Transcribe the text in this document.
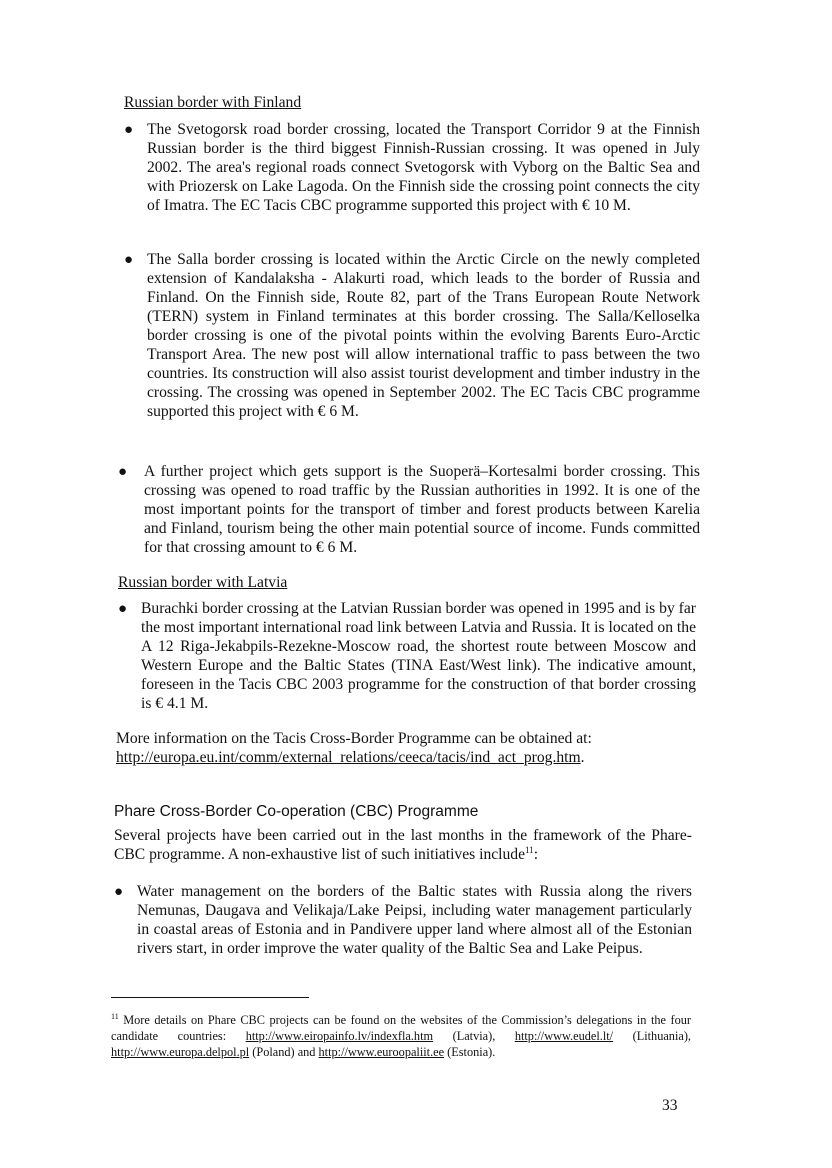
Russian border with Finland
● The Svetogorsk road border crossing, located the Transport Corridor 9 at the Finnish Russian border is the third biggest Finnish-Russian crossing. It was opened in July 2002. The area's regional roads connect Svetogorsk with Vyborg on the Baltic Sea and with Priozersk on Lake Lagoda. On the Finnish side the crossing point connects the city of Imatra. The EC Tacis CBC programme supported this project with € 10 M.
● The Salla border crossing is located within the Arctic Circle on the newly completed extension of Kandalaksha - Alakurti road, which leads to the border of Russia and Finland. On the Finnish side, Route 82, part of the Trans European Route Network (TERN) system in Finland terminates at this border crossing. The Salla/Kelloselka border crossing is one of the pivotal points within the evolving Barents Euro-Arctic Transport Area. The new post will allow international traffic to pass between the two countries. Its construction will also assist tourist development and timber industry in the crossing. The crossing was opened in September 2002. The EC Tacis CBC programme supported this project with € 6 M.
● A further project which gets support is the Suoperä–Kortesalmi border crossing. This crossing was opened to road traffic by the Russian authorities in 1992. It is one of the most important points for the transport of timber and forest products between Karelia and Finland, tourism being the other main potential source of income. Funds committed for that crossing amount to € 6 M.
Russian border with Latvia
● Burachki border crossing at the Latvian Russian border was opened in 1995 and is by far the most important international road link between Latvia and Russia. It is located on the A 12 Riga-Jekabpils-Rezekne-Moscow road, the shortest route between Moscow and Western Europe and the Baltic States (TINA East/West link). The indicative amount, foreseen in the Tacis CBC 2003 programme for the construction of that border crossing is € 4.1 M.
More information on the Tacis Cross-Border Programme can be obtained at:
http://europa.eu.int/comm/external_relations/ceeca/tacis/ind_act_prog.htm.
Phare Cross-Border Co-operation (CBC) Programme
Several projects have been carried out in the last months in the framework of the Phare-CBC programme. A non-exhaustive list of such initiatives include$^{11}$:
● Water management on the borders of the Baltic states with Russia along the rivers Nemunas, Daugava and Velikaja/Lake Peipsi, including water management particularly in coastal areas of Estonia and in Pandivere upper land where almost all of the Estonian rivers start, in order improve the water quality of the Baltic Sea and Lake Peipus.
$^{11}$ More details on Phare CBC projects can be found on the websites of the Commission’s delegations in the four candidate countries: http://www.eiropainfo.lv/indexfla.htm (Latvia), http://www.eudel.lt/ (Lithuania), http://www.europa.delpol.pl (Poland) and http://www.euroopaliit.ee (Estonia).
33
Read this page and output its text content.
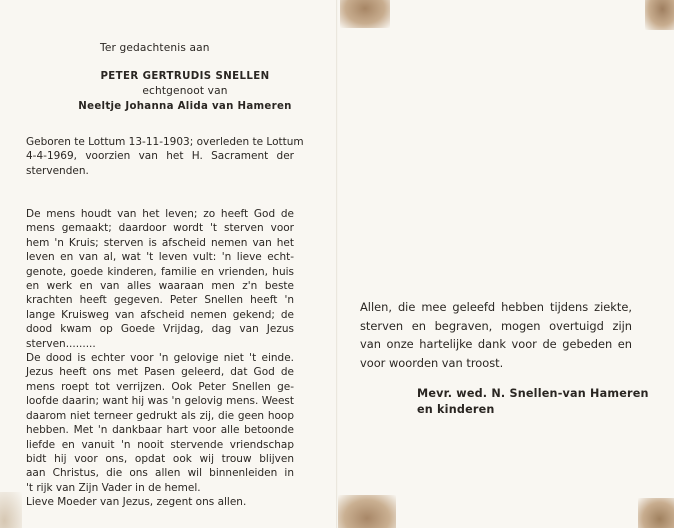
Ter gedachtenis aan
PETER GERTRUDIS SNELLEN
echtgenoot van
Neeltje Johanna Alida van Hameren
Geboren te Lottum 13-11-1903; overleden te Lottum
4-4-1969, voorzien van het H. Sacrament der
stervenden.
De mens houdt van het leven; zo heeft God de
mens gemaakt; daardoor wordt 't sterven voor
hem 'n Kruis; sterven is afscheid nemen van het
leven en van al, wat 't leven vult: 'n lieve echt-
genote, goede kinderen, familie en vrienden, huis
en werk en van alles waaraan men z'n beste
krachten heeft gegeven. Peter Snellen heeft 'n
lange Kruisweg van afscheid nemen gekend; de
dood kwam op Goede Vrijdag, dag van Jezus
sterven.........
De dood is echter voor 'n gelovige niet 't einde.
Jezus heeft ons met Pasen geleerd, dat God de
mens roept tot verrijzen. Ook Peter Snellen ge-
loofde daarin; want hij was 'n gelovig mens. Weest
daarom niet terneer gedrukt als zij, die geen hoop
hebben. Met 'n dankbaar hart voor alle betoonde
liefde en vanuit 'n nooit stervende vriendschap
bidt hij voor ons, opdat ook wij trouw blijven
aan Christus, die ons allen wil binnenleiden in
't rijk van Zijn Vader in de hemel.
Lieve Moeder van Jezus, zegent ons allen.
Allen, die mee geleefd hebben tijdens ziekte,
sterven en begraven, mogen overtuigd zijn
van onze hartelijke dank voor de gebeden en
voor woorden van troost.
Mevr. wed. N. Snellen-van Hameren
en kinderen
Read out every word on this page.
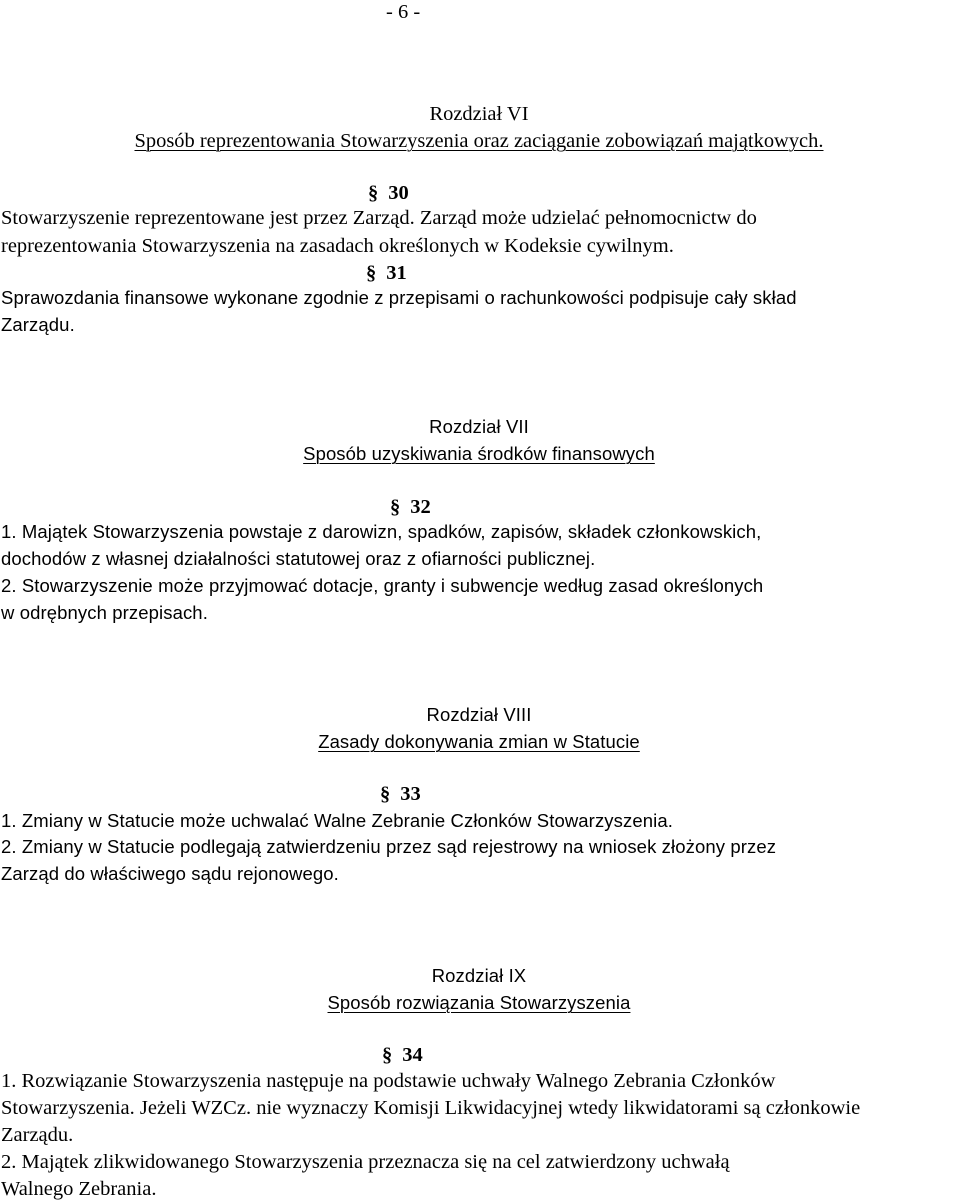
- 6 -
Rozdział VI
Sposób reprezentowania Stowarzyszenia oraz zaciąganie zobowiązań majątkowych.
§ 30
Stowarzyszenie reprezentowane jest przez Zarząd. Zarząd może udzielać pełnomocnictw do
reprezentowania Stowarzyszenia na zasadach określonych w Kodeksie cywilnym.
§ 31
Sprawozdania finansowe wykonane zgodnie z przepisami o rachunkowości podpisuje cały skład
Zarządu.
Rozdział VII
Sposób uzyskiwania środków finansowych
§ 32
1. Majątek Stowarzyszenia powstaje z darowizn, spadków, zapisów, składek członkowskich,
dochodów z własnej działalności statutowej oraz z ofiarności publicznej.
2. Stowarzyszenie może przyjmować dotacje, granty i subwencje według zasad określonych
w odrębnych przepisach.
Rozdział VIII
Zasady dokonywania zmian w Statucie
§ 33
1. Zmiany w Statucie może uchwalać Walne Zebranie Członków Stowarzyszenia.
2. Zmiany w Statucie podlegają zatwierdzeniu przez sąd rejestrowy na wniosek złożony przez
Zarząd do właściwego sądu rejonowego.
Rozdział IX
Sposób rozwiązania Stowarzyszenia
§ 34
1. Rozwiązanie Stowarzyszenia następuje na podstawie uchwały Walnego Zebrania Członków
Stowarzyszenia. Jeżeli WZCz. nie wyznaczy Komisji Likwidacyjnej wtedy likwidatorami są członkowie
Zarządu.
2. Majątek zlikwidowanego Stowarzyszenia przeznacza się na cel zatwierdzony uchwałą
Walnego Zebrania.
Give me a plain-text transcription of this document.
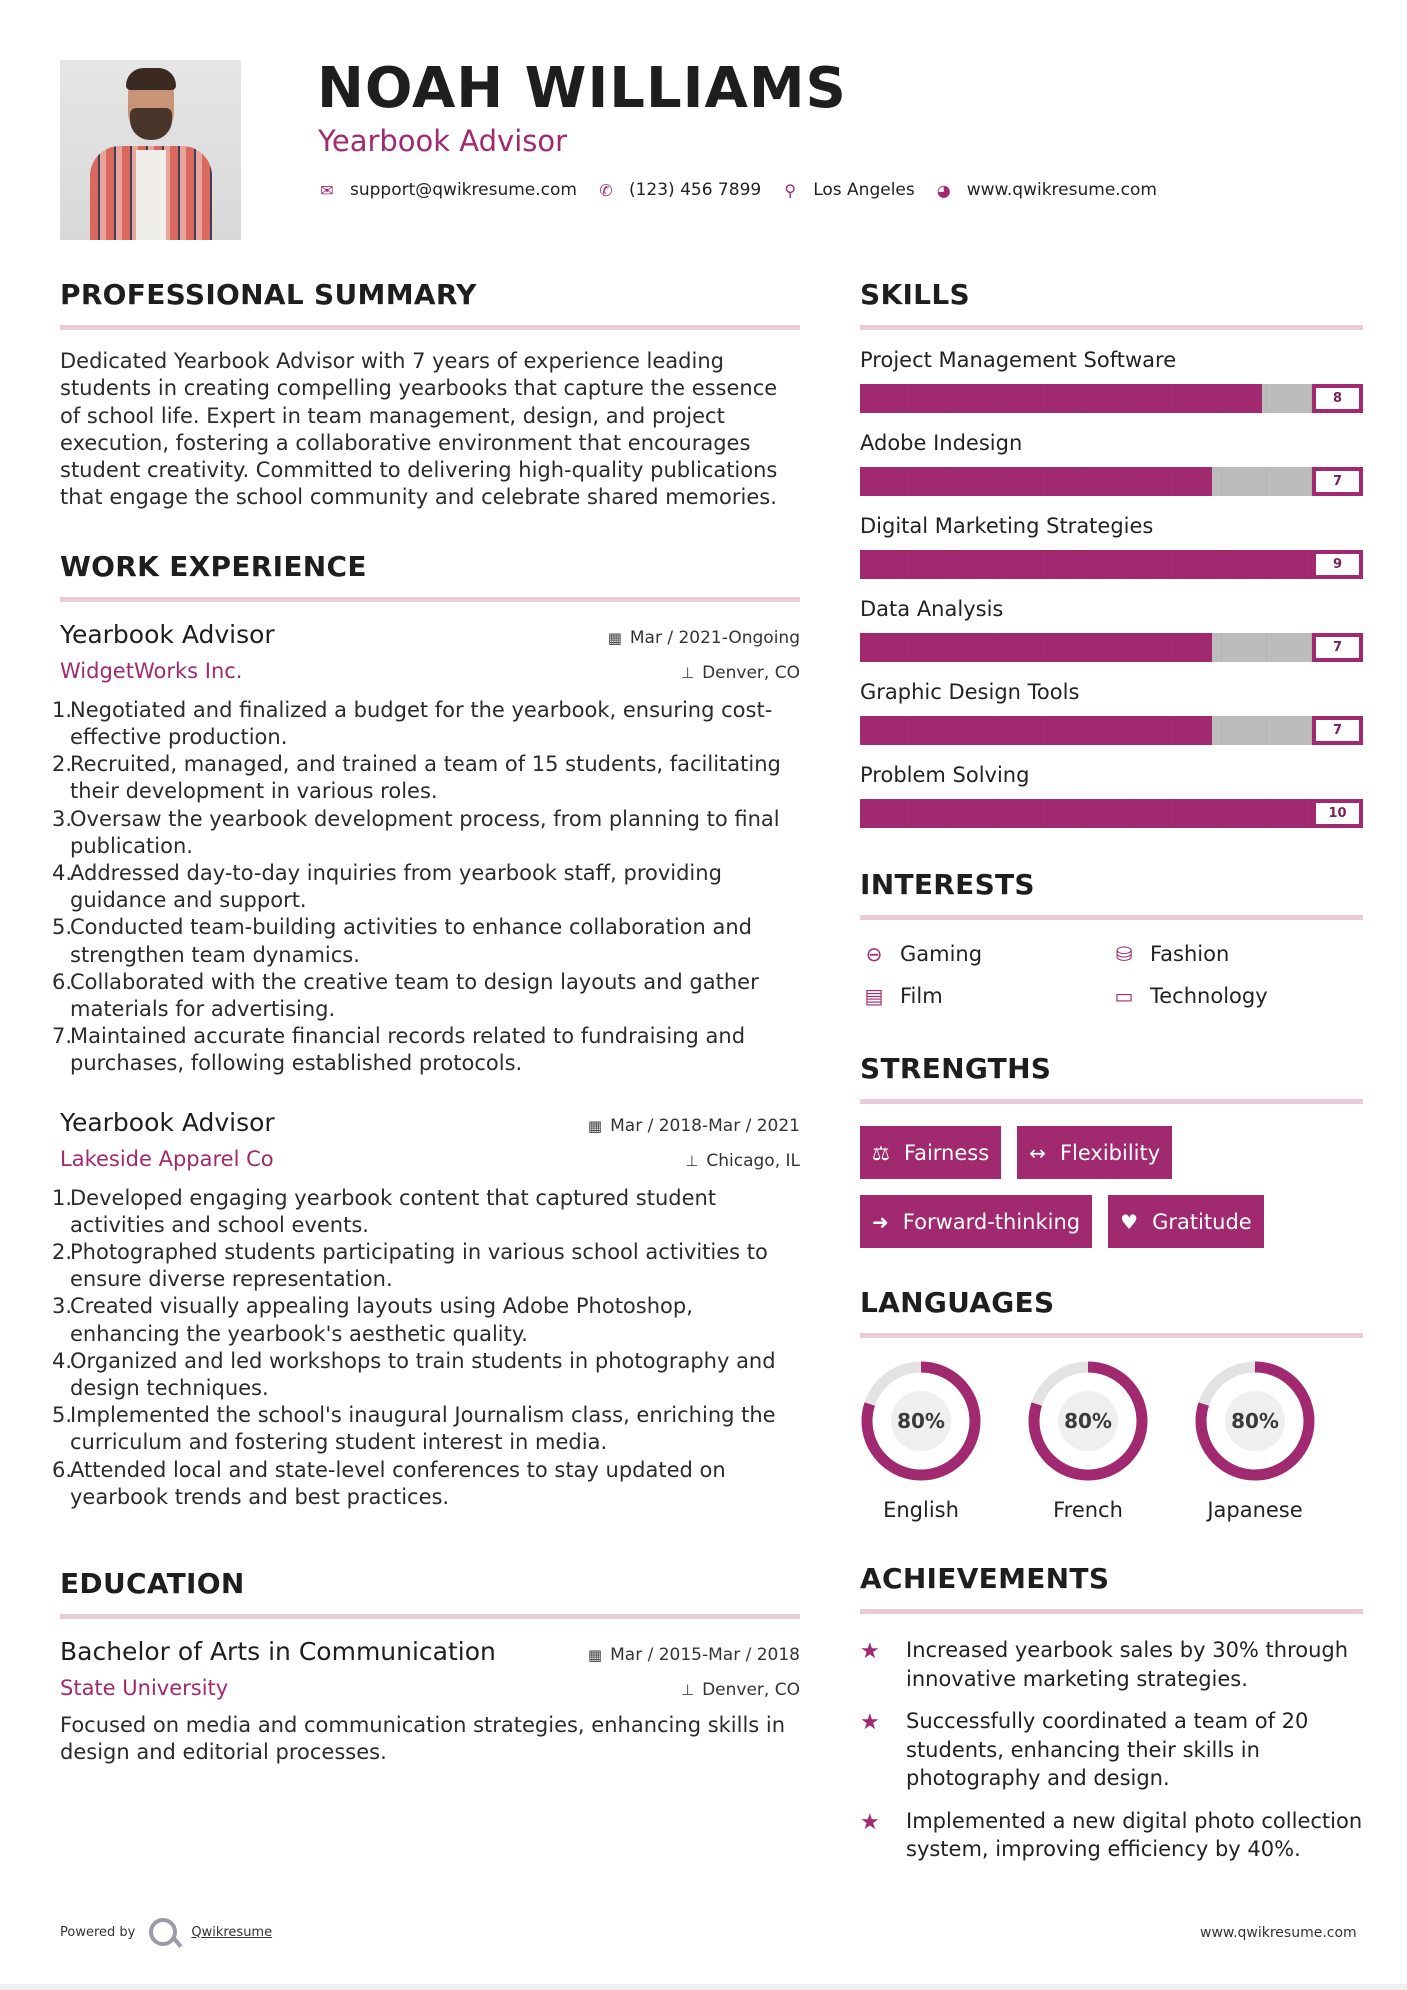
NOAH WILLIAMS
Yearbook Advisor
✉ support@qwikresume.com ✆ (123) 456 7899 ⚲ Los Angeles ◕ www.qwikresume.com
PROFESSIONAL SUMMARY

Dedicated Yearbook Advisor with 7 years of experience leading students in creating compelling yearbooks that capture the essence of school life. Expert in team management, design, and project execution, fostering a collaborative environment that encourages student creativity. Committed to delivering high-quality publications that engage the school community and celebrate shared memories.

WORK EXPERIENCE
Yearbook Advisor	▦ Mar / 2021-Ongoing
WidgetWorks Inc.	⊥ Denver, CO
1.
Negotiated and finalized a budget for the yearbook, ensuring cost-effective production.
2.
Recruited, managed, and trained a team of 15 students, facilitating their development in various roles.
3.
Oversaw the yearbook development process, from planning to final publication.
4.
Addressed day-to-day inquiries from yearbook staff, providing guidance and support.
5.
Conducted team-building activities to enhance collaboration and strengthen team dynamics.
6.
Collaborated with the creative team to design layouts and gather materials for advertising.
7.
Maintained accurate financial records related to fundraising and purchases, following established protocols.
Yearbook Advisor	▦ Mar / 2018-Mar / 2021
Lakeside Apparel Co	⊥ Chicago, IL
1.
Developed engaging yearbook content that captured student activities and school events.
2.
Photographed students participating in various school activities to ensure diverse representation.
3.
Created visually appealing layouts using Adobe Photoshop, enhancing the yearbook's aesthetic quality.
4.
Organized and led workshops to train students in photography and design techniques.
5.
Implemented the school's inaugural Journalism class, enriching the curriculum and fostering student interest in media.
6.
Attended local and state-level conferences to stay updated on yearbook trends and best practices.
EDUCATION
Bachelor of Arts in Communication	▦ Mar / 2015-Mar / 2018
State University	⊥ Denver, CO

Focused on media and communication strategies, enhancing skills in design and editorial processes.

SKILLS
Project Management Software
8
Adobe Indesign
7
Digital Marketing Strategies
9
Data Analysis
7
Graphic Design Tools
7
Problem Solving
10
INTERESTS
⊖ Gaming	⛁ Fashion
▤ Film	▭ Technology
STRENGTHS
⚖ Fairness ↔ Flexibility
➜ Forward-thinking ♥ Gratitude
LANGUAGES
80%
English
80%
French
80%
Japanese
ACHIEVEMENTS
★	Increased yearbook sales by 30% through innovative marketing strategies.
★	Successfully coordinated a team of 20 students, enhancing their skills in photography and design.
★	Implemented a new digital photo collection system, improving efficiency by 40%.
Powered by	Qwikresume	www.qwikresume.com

Goal: Reproduce each line of the material containing the word "Adobe".

Output below:
Created visually appealing layouts using Adobe Photoshop, enhancing the yearbook's aesthetic quality.
Adobe Indesign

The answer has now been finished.